(Data records)
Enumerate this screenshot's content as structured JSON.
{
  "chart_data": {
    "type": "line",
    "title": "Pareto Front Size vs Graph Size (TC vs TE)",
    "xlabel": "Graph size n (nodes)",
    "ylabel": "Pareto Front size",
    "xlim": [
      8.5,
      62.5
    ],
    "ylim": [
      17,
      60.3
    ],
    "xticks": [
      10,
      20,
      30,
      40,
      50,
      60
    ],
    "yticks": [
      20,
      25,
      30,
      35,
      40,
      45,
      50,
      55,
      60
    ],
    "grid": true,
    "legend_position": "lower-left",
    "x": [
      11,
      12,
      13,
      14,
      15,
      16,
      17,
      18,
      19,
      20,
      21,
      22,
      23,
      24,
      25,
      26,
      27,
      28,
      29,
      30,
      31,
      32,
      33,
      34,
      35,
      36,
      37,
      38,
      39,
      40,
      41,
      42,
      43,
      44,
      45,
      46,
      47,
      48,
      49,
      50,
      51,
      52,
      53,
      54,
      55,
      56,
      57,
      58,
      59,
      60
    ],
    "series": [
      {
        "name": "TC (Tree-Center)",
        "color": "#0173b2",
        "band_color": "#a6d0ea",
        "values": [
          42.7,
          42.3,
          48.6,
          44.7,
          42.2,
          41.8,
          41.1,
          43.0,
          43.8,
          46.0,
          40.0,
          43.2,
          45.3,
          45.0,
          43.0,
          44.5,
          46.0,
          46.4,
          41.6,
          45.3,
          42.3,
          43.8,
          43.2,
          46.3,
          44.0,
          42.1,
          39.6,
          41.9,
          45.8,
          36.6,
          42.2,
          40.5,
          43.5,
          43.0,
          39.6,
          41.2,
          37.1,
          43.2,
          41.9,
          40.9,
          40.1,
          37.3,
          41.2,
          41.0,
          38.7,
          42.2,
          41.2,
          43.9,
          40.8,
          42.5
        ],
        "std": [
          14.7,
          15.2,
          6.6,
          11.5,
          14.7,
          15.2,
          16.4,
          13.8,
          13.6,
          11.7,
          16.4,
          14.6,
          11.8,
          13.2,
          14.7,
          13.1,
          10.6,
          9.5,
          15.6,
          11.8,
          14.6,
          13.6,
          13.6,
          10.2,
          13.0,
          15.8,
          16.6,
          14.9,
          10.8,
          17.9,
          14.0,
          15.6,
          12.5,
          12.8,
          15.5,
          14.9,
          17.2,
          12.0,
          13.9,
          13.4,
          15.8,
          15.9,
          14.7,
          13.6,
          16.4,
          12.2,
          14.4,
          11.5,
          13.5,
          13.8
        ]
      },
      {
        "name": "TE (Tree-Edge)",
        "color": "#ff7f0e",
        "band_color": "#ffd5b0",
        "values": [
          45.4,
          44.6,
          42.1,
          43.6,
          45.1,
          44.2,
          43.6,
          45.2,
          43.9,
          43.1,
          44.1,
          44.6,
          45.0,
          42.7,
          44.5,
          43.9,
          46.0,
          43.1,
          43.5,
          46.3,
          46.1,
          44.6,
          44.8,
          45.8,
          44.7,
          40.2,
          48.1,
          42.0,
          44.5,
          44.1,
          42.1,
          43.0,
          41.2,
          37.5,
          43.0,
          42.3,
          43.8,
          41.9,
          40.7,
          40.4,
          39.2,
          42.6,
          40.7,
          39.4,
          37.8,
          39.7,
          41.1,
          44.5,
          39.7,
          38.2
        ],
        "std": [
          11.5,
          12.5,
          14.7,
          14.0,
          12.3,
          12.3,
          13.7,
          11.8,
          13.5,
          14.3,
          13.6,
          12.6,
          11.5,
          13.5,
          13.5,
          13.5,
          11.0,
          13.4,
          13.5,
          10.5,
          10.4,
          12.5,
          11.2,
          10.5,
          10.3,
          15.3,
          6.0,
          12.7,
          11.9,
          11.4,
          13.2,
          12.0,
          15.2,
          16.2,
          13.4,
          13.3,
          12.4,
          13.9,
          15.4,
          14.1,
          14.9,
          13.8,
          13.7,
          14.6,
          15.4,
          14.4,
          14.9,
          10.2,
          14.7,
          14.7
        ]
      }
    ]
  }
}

● **DO THIS**
Your task is to quote all of the data word for word.

● **WRITTEN RESPONSE**
Enumerate this screenshot's content as structured JSON.
{
  "chart_data": {
    "type": "line",
    "title": "Pareto Front Size vs Graph Size (TC vs TE)",
    "xlabel": "Graph size n (nodes)",
    "ylabel": "Pareto Front size",
    "xlim": [
      8.5,
      62.5
    ],
    "ylim": [
      17,
      60.3
    ],
    "xticks": [
      10,
      20,
      30,
      40,
      50,
      60
    ],
    "yticks": [
      20,
      25,
      30,
      35,
      40,
      45,
      50,
      55,
      60
    ],
    "grid": true,
    "legend_position": "lower-left",
    "x": [
      11,
      12,
      13,
      14,
      15,
      16,
      17,
      18,
      19,
      20,
      21,
      22,
      23,
      24,
      25,
      26,
      27,
      28,
      29,
      30,
      31,
      32,
      33,
      34,
      35,
      36,
      37,
      38,
      39,
      40,
      41,
      42,
      43,
      44,
      45,
      46,
      47,
      48,
      49,
      50,
      51,
      52,
      53,
      54,
      55,
      56,
      57,
      58,
      59,
      60
    ],
    "series": [
      {
        "name": "TC (Tree-Center)",
        "color": "#0173b2",
        "band_color": "#a6d0ea",
        "values": [
          42.7,
          42.3,
          48.6,
          44.7,
          42.2,
          41.8,
          41.1,
          43.0,
          43.8,
          46.0,
          40.0,
          43.2,
          45.3,
          45.0,
          43.0,
          44.5,
          46.0,
          46.4,
          41.6,
          45.3,
          42.3,
          43.8,
          43.2,
          46.3,
          44.0,
          42.1,
          39.6,
          41.9,
          45.8,
          36.6,
          42.2,
          40.5,
          43.5,
          43.0,
          39.6,
          41.2,
          37.1,
          43.2,
          41.9,
          40.9,
          40.1,
          37.3,
          41.2,
          41.0,
          38.7,
          42.2,
          41.2,
          43.9,
          40.8,
          42.5
        ],
        "std": [
          14.7,
          15.2,
          6.6,
          11.5,
          14.7,
          15.2,
          16.4,
          13.8,
          13.6,
          11.7,
          16.4,
          14.6,
          11.8,
          13.2,
          14.7,
          13.1,
          10.6,
          9.5,
          15.6,
          11.8,
          14.6,
          13.6,
          13.6,
          10.2,
          13.0,
          15.8,
          16.6,
          14.9,
          10.8,
          17.9,
          14.0,
          15.6,
          12.5,
          12.8,
          15.5,
          14.9,
          17.2,
          12.0,
          13.9,
          13.4,
          15.8,
          15.9,
          14.7,
          13.6,
          16.4,
          12.2,
          14.4,
          11.5,
          13.5,
          13.8
        ]
      },
      {
        "name": "TE (Tree-Edge)",
        "color": "#ff7f0e",
        "band_color": "#ffd5b0",
        "values": [
          45.4,
          44.6,
          42.1,
          43.6,
          45.1,
          44.2,
          43.6,
          45.2,
          43.9,
          43.1,
          44.1,
          44.6,
          45.0,
          42.7,
          44.5,
          43.9,
          46.0,
          43.1,
          43.5,
          46.3,
          46.1,
          44.6,
          44.8,
          45.8,
          44.7,
          40.2,
          48.1,
          42.0,
          44.5,
          44.1,
          42.1,
          43.0,
          41.2,
          37.5,
          43.0,
          42.3,
          43.8,
          41.9,
          40.7,
          40.4,
          39.2,
          42.6,
          40.7,
          39.4,
          37.8,
          39.7,
          41.1,
          44.5,
          39.7,
          38.2
        ],
        "std": [
          11.5,
          12.5,
          14.7,
          14.0,
          12.3,
          12.3,
          13.7,
          11.8,
          13.5,
          14.3,
          13.6,
          12.6,
          11.5,
          13.5,
          13.5,
          13.5,
          11.0,
          13.4,
          13.5,
          10.5,
          10.4,
          12.5,
          11.2,
          10.5,
          10.3,
          15.3,
          6.0,
          12.7,
          11.9,
          11.4,
          13.2,
          12.0,
          15.2,
          16.2,
          13.4,
          13.3,
          12.4,
          13.9,
          15.4,
          14.1,
          14.9,
          13.8,
          13.7,
          14.6,
          15.4,
          14.4,
          14.9,
          10.2,
          14.7,
          14.7
        ]
      }
    ]
  }
}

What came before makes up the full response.